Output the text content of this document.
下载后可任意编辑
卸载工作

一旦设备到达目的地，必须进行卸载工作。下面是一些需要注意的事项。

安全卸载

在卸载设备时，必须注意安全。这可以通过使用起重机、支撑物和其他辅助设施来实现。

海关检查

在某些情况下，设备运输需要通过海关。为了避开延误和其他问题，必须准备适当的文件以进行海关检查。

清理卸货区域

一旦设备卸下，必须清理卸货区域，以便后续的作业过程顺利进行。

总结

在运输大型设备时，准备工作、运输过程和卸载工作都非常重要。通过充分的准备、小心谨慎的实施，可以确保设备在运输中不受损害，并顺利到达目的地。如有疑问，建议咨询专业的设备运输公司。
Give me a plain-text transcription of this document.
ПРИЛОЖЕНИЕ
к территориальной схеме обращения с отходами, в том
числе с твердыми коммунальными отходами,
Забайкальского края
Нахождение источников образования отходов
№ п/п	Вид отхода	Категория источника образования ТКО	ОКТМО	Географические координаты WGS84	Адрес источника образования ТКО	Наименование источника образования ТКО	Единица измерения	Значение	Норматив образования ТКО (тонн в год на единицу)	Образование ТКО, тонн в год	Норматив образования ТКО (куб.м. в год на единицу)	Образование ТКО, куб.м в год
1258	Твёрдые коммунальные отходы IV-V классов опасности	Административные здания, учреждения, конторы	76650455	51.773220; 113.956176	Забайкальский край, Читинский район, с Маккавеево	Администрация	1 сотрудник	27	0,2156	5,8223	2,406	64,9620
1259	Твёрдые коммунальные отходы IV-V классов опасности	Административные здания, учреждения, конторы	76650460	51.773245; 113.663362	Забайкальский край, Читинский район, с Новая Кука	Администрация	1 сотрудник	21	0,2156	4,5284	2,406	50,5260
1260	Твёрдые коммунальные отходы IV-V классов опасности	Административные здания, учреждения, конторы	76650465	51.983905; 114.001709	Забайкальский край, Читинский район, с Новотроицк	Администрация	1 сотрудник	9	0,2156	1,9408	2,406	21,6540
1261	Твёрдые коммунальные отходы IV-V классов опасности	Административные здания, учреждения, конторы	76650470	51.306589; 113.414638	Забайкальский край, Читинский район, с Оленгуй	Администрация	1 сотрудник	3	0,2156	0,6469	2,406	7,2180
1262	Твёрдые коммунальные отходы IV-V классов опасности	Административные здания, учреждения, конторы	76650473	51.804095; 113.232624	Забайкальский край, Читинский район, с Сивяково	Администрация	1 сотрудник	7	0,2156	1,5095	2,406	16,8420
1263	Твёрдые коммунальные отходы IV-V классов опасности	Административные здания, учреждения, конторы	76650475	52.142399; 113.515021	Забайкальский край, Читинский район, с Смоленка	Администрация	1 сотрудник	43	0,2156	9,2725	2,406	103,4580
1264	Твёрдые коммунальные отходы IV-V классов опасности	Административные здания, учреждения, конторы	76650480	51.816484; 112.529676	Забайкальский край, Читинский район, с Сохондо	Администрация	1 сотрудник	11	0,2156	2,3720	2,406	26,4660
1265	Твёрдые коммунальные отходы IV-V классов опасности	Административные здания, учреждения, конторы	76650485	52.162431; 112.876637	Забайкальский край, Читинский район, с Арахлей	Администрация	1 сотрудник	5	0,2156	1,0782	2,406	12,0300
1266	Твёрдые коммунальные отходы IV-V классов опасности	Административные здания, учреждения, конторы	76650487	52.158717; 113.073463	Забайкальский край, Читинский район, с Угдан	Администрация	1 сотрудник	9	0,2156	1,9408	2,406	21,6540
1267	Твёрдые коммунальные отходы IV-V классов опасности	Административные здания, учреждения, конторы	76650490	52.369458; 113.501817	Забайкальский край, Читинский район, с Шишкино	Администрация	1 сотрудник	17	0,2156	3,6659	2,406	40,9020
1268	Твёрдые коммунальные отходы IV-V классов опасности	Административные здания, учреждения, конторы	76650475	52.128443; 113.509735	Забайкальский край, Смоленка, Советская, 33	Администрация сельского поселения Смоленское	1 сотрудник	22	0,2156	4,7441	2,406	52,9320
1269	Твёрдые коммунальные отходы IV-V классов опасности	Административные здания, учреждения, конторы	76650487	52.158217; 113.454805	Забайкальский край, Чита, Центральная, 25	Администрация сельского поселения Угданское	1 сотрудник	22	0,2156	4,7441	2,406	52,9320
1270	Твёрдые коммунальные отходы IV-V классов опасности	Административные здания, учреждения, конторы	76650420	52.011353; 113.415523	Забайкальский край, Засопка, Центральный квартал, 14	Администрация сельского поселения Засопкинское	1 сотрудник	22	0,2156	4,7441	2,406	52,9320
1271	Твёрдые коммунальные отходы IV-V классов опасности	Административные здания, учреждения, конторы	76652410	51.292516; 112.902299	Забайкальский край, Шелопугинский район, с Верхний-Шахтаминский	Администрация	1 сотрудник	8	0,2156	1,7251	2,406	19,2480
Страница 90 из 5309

==============================

PROBLEM TO WORK ON:
Each entry above is to be set down again in exactly the same words.

RESPONSE TO THE EXERCISE:
Output the text content of this document.
下载后可任意编辑
卸载工作

一旦设备到达目的地，必须进行卸载工作。下面是一些需要注意的事项。

安全卸载

在卸载设备时，必须注意安全。这可以通过使用起重机、支撑物和其他辅助设施来实现。

海关检查

在某些情况下，设备运输需要通过海关。为了避开延误和其他问题，必须准备适当的文件以进行海关检查。

清理卸货区域

一旦设备卸下，必须清理卸货区域，以便后续的作业过程顺利进行。

总结

在运输大型设备时，准备工作、运输过程和卸载工作都非常重要。通过充分的准备、小心谨慎的实施，可以确保设备在运输中不受损害，并顺利到达目的地。如有疑问，建议咨询专业的设备运输公司。
Give me a plain-text transcription of this document.
ПРИЛОЖЕНИЕ
к территориальной схеме обращения с отходами, в том
числе с твердыми коммунальными отходами,
Забайкальского края
Нахождение источников образования отходов
№ п/п	Вид отхода	Категория источника образования ТКО	ОКТМО	Географические координаты WGS84	Адрес источника образования ТКО	Наименование источника образования ТКО	Единица измерения	Значение	Норматив образования ТКО (тонн в год на единицу)	Образование ТКО, тонн в год	Норматив образования ТКО (куб.м. в год на единицу)	Образование ТКО, куб.м в год
1258	Твёрдые коммунальные отходы IV-V классов опасности	Административные здания, учреждения, конторы	76650455	51.773220; 113.956176	Забайкальский край, Читинский район, с Маккавеево	Администрация	1 сотрудник	27	0,2156	5,8223	2,406	64,9620
1259	Твёрдые коммунальные отходы IV-V классов опасности	Административные здания, учреждения, конторы	76650460	51.773245; 113.663362	Забайкальский край, Читинский район, с Новая Кука	Администрация	1 сотрудник	21	0,2156	4,5284	2,406	50,5260
1260	Твёрдые коммунальные отходы IV-V классов опасности	Административные здания, учреждения, конторы	76650465	51.983905; 114.001709	Забайкальский край, Читинский район, с Новотроицк	Администрация	1 сотрудник	9	0,2156	1,9408	2,406	21,6540
1261	Твёрдые коммунальные отходы IV-V классов опасности	Административные здания, учреждения, конторы	76650470	51.306589; 113.414638	Забайкальский край, Читинский район, с Оленгуй	Администрация	1 сотрудник	3	0,2156	0,6469	2,406	7,2180
1262	Твёрдые коммунальные отходы IV-V классов опасности	Административные здания, учреждения, конторы	76650473	51.804095; 113.232624	Забайкальский край, Читинский район, с Сивяково	Администрация	1 сотрудник	7	0,2156	1,5095	2,406	16,8420
1263	Твёрдые коммунальные отходы IV-V классов опасности	Административные здания, учреждения, конторы	76650475	52.142399; 113.515021	Забайкальский край, Читинский район, с Смоленка	Администрация	1 сотрудник	43	0,2156	9,2725	2,406	103,4580
1264	Твёрдые коммунальные отходы IV-V классов опасности	Административные здания, учреждения, конторы	76650480	51.816484; 112.529676	Забайкальский край, Читинский район, с Сохондо	Администрация	1 сотрудник	11	0,2156	2,3720	2,406	26,4660
1265	Твёрдые коммунальные отходы IV-V классов опасности	Административные здания, учреждения, конторы	76650485	52.162431; 112.876637	Забайкальский край, Читинский район, с Арахлей	Администрация	1 сотрудник	5	0,2156	1,0782	2,406	12,0300
1266	Твёрдые коммунальные отходы IV-V классов опасности	Административные здания, учреждения, конторы	76650487	52.158717; 113.073463	Забайкальский край, Читинский район, с Угдан	Администрация	1 сотрудник	9	0,2156	1,9408	2,406	21,6540
1267	Твёрдые коммунальные отходы IV-V классов опасности	Административные здания, учреждения, конторы	76650490	52.369458; 113.501817	Забайкальский край, Читинский район, с Шишкино	Администрация	1 сотрудник	17	0,2156	3,6659	2,406	40,9020
1268	Твёрдые коммунальные отходы IV-V классов опасности	Административные здания, учреждения, конторы	76650475	52.128443; 113.509735	Забайкальский край, Смоленка, Советская, 33	Администрация сельского поселения Смоленское	1 сотрудник	22	0,2156	4,7441	2,406	52,9320
1269	Твёрдые коммунальные отходы IV-V классов опасности	Административные здания, учреждения, конторы	76650487	52.158217; 113.454805	Забайкальский край, Чита, Центральная, 25	Администрация сельского поселения Угданское	1 сотрудник	22	0,2156	4,7441	2,406	52,9320
1270	Твёрдые коммунальные отходы IV-V классов опасности	Административные здания, учреждения, конторы	76650420	52.011353; 113.415523	Забайкальский край, Засопка, Центральный квартал, 14	Администрация сельского поселения Засопкинское	1 сотрудник	22	0,2156	4,7441	2,406	52,9320
1271	Твёрдые коммунальные отходы IV-V классов опасности	Административные здания, учреждения, конторы	76652410	51.292516; 112.902299	Забайкальский край, Шелопугинский район, с Верхний-Шахтаминский	Администрация	1 сотрудник	8	0,2156	1,7251	2,406	19,2480
Страница 90 из 5309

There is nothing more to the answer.